··· EXTRAIT ···
22 octobre 2013

Patrice Evra, the Pith and the Fury

Lucas
La récente interview de Patrice Evra dans Téléfoot aura au moins eu le mérite de permettre à feu le sacro-saint rendez vous dominical des amoureux du football de retrouver des audiences qu'il n'avait plus connues depuis longtemps. Comment? Pourquoi? Tout simplement en faisant monter la sauce autour des morceaux les plus inutiles de ladite interview au détriment de ses passages les plus intéressants, ce qui d'une certaine manière montre le point du capitaine de Manchester, si tant est qu'on ait envie de le voir.

Car Téléfoot n'en a que faire des analyses footballistiques d'Evra, et de manière générale n'en a que faire des analyses footballistiques, qui n'ont plus la part belle depuis longtemps dans l'émission, quand bien même elles auraient pu exister fut un temps. Téléfoot suit la ligne directrice commune aux médias foot majoritaires : faire son beurre autour de la détestation de l'Equipe de France, ce qui est facile à organiser quand on dicte la pensée dominante du spectatorat foot. Ainsi, l'Equipe, RMC, Canal+ et bien d'autres médias encore ont bien compris que bâtir sa ligne éditoriale sur la haine de cette équipe -et du footballeur en général- était sans doute le meilleur moyen de faire vendre. En dernière date, un sondage du Parisien s'exerçant à un numéro de French bashing tellement poussé qu'il serait presque difficile de le trouver dans les tabloïds de nos voisins britanniques, pourtant friands de l'exercice.

L'objectif de cette interview, donc, n'est pas de traiter le jeu de l'Equipe de France à travers l'oeil d'un de ses joueurs les plus expérimentés. Non, le but est de pouvoir avoir une interview avec Patrice Evra, dont on sait qu'il est depuis des années la cible préférée des détracteurs des Bleus, en plus d'être un personnage sanguin et orgueilleux, en espérant que celui-ci pète un plomb. De cette manière, on est certain que l'émission fera de l'audience, ce qui nous ramène une nouvelle fois au fonctionnement de la presse tabloïd outre-Manche, et à une nouvelle affirmation de ce nivellement de la presse française par le bas.
··· DONNÉES RÉPERTORIÉES ···
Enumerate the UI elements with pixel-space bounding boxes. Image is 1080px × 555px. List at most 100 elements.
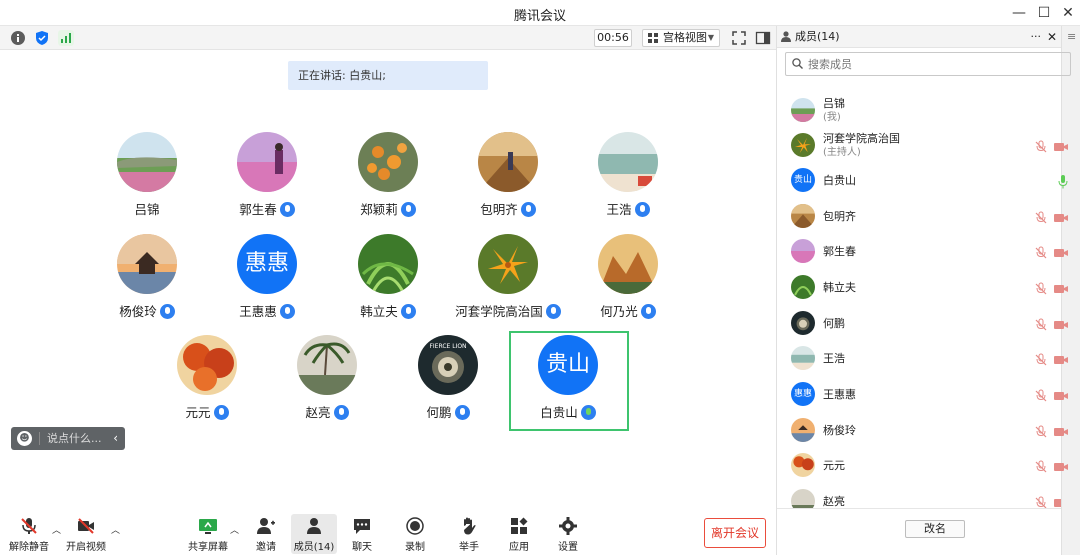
member-row[interactable]: 杨俊玲 — [777, 413, 1068, 449]
mic-icon — [279, 304, 295, 319]
member-name: 吕锦 — [823, 97, 845, 110]
camera-off-icon[interactable] — [1053, 283, 1069, 295]
avatar — [358, 234, 418, 294]
participant-tile[interactable]: 郭生春 — [212, 132, 322, 222]
chevron-up-icon[interactable]: ︿ — [230, 523, 239, 536]
title-bar: 腾讯会议 — ☐ ✕ — [0, 0, 1080, 26]
menu-icon[interactable]: ≡ — [1067, 30, 1076, 43]
view-mode-dropdown[interactable]: 宫格视图 ▼ — [642, 29, 720, 47]
close-window-button[interactable]: ✕ — [1055, 2, 1080, 24]
participant-name: 赵亮 — [305, 405, 331, 420]
participant-tile[interactable]: 吕锦 — [92, 132, 202, 222]
participant-tile-active-speaker[interactable]: 贵山 白贵山 — [513, 335, 623, 425]
member-search-input[interactable] — [808, 55, 1058, 73]
mic-muted-icon[interactable] — [1034, 211, 1048, 225]
participant-tile[interactable]: 包明齐 — [453, 132, 563, 222]
settings-button[interactable]: 设置 — [545, 514, 591, 554]
camera-off-icon[interactable] — [1053, 461, 1069, 473]
member-row[interactable]: 元元 — [777, 448, 1068, 484]
shield-icon[interactable] — [34, 30, 50, 46]
more-options-icon[interactable]: ··· — [1031, 26, 1042, 48]
member-row[interactable]: 河套学院高治国 (主持人) — [777, 128, 1068, 164]
camera-off-icon[interactable] — [1053, 497, 1061, 508]
participant-tile[interactable]: 赵亮 — [272, 335, 382, 425]
mic-icon — [545, 304, 561, 319]
camera-off-icon[interactable] — [1053, 141, 1069, 153]
member-row[interactable]: 韩立夫 — [777, 270, 1068, 306]
signal-icon[interactable] — [58, 30, 74, 46]
unmute-button[interactable]: 解除静音 — [6, 514, 52, 554]
record-icon — [406, 517, 424, 535]
invite-button[interactable]: 邀请 — [243, 514, 289, 554]
share-screen-button[interactable]: 共享屏幕 — [185, 514, 231, 554]
participant-tile[interactable]: 惠惠 王惠惠 — [212, 234, 322, 324]
speaking-mic-icon[interactable] — [1058, 175, 1068, 189]
member-row[interactable]: 惠惠 王惠惠 — [777, 377, 1068, 413]
participant-tile[interactable]: 杨俊玲 — [92, 234, 202, 324]
mic-muted-icon[interactable] — [1034, 496, 1048, 508]
camera-off-icon[interactable] — [1053, 319, 1069, 331]
member-name: 王浩 — [823, 352, 845, 365]
fullscreen-icon[interactable] — [731, 30, 747, 46]
record-button[interactable]: 录制 — [392, 514, 438, 554]
chat-button[interactable]: 聊天 — [339, 514, 385, 554]
leave-meeting-button[interactable]: 离开会议 — [704, 518, 766, 548]
info-icon[interactable] — [10, 30, 26, 46]
mic-muted-icon[interactable] — [1034, 318, 1048, 332]
mic-icon — [520, 202, 536, 217]
close-panel-icon[interactable]: ✕ — [1047, 26, 1057, 48]
camera-off-icon[interactable] — [1053, 354, 1069, 366]
chevron-up-icon[interactable]: ︿ — [111, 523, 120, 536]
quick-chat-input[interactable]: ☻ 说点什么... ‹ — [11, 427, 125, 450]
apps-button[interactable]: 应用 — [496, 514, 542, 554]
member-row[interactable]: 贵山 白贵山 — [777, 163, 1068, 199]
search-icon — [792, 58, 803, 69]
participant-tile[interactable]: 韩立夫 — [333, 234, 443, 324]
member-row[interactable]: 赵亮 — [777, 484, 1061, 508]
participant-tile[interactable]: 郑颖莉 — [333, 132, 443, 222]
mic-muted-icon[interactable] — [1034, 353, 1048, 367]
member-row[interactable]: 郭生春 — [777, 234, 1068, 270]
collapse-chevron-icon[interactable]: ‹ — [113, 427, 118, 450]
avatar — [791, 489, 815, 508]
member-row[interactable]: 包明齐 — [777, 199, 1068, 235]
minimize-button[interactable]: — — [1006, 2, 1032, 24]
participant-name: 杨俊玲 — [119, 304, 157, 319]
avatar — [791, 98, 815, 122]
member-search[interactable] — [785, 52, 1071, 76]
emoji-icon[interactable]: ☻ — [17, 431, 32, 446]
raise-hand-button[interactable]: 举手 — [446, 514, 492, 554]
sidebar-toggle-icon[interactable] — [755, 30, 771, 46]
member-row[interactable]: 王浩 — [777, 341, 1068, 377]
maximize-button[interactable]: ☐ — [1031, 2, 1057, 24]
mic-muted-icon[interactable] — [1034, 246, 1048, 260]
mic-muted-icon[interactable] — [1034, 282, 1048, 296]
camera-off-icon[interactable] — [1053, 426, 1069, 438]
mic-muted-icon[interactable] — [1034, 460, 1048, 474]
avatar — [791, 133, 815, 157]
members-panel-header: 成员(14) ··· ✕ — [777, 26, 1061, 48]
participant-name: 河套学院高治国 — [455, 304, 543, 319]
member-row[interactable]: 吕锦 (我) — [777, 93, 1061, 129]
speaking-indicator: 正在讲话: 白贵山; — [288, 61, 488, 90]
participant-tile[interactable]: 何乃光 — [573, 234, 683, 324]
members-button[interactable]: 成员(14) — [291, 514, 337, 554]
participant-tile[interactable]: FIERCE LION 何鹏 — [393, 335, 503, 425]
participant-tile[interactable]: 河套学院高治国 — [453, 234, 563, 324]
mic-muted-icon[interactable] — [1034, 425, 1048, 439]
mic-muted-icon[interactable] — [1034, 140, 1048, 154]
participant-tile[interactable]: 元元 — [152, 335, 262, 425]
camera-off-icon[interactable] — [1053, 390, 1069, 402]
avatar — [791, 453, 815, 477]
start-video-button[interactable]: 开启视频 — [63, 514, 109, 554]
camera-off-icon[interactable] — [1053, 212, 1069, 224]
member-row[interactable]: 何鹏 — [777, 306, 1068, 342]
avatar — [358, 132, 418, 192]
participant-tile[interactable]: 王浩 — [573, 132, 683, 222]
camera-off-icon[interactable] — [1053, 247, 1069, 259]
speaking-mic-icon — [580, 405, 596, 420]
chevron-up-icon[interactable]: ︿ — [52, 523, 61, 536]
mic-muted-icon[interactable] — [1034, 389, 1048, 403]
rename-button[interactable]: 改名 — [905, 520, 965, 538]
gallery-view: 正在讲话: 白贵山; 吕锦 郭生春 郑颖莉 包明齐 王浩 杨俊玲 惠惠 王惠惠 … — [0, 51, 776, 511]
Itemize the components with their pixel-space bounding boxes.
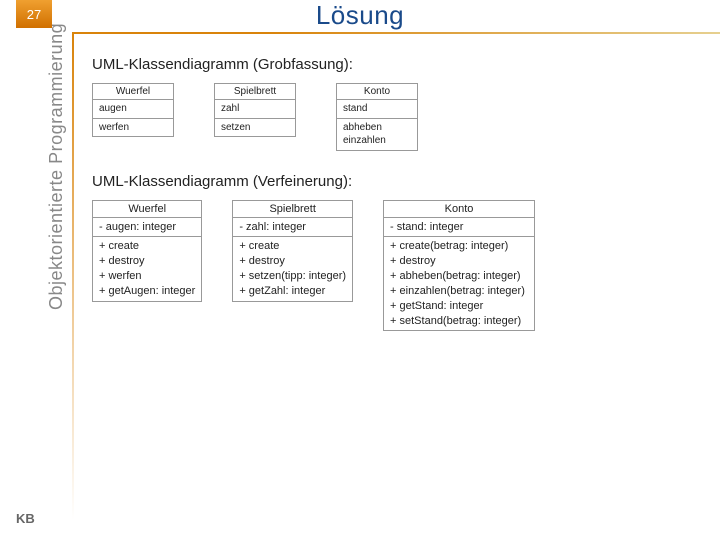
class-name: Spielbrett (233, 201, 352, 218)
attr: - zahl: integer (239, 220, 346, 235)
op: + getZahl: integer (239, 284, 346, 299)
divider-horizontal (72, 32, 720, 34)
slide: 27 Lösung Objektorientierte Programmieru… (0, 0, 720, 540)
attr: zahl (221, 102, 289, 116)
class-name: Wuerfel (93, 201, 201, 218)
header: 27 Lösung (0, 0, 720, 34)
op: setzen (221, 121, 289, 135)
heading-grob: UML-Klassendiagramm (Grobfassung): (92, 56, 700, 73)
uml-class-konto-verf: Konto - stand: integer + create(betrag: … (383, 200, 535, 332)
class-name: Konto (337, 84, 417, 100)
op: + einzahlen(betrag: integer) (390, 284, 528, 299)
attr: augen (99, 102, 167, 116)
op: + abheben(betrag: integer) (390, 269, 528, 284)
attr: - stand: integer (390, 220, 528, 235)
class-name: Konto (384, 201, 534, 218)
op: + destroy (239, 254, 346, 269)
op: einzahlen (343, 134, 411, 148)
sidebar-label: Objektorientierte Programmierung (46, 23, 67, 310)
op: + create (99, 239, 195, 254)
uml-class-wuerfel-grob: Wuerfel augen werfen (92, 83, 174, 137)
class-name: Wuerfel (93, 84, 173, 100)
heading-verfeinerung: UML-Klassendiagramm (Verfeinerung): (92, 173, 700, 190)
op: + setzen(tipp: integer) (239, 269, 346, 284)
divider-vertical (72, 32, 74, 520)
op: + destroy (99, 254, 195, 269)
content-area: UML-Klassendiagramm (Grobfassung): Wuerf… (92, 52, 700, 500)
op: + getStand: integer (390, 299, 528, 314)
uml-class-konto-grob: Konto stand abheben einzahlen (336, 83, 418, 151)
op: abheben (343, 121, 411, 135)
op: + werfen (99, 269, 195, 284)
op: + destroy (390, 254, 528, 269)
class-name: Spielbrett (215, 84, 295, 100)
uml-class-spielbrett-verf: Spielbrett - zahl: integer + create + de… (232, 200, 353, 302)
op: + getAugen: integer (99, 284, 195, 299)
uml-class-spielbrett-grob: Spielbrett zahl setzen (214, 83, 296, 137)
attr: - augen: integer (99, 220, 195, 235)
attr: stand (343, 102, 411, 116)
row-grob: Wuerfel augen werfen Spielbrett zahl set… (92, 83, 700, 151)
op: + setStand(betrag: integer) (390, 314, 528, 329)
op: + create(betrag: integer) (390, 239, 528, 254)
op: werfen (99, 121, 167, 135)
op: + create (239, 239, 346, 254)
footer-author: KB (16, 511, 35, 526)
row-verfeinerung: Wuerfel - augen: integer + create + dest… (92, 200, 700, 332)
slide-title: Lösung (0, 0, 720, 31)
uml-class-wuerfel-verf: Wuerfel - augen: integer + create + dest… (92, 200, 202, 302)
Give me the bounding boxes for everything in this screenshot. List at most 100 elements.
···
**CONSIGNE**
Recopiez fidèlement le passage de l'article sur l'interview de Patrice Evra, en commençant à « Patrice Evra, the » et en terminant à « de le voir. ».

**RÉPONSE RÉDIGÉE**
Patrice Evra, the Pith and the Fury

Lucas
La récente interview de Patrice Evra dans Téléfoot aura au moins eu le mérite de permettre à feu le sacro-saint rendez vous dominical des amoureux du football de retrouver des audiences qu'il n'avait plus connues depuis longtemps. Comment? Pourquoi? Tout simplement en faisant monter la sauce autour des morceaux les plus inutiles de ladite interview au détriment de ses passages les plus intéressants, ce qui d'une certaine manière montre le point du capitaine de Manchester, si tant est qu'on ait envie de le voir.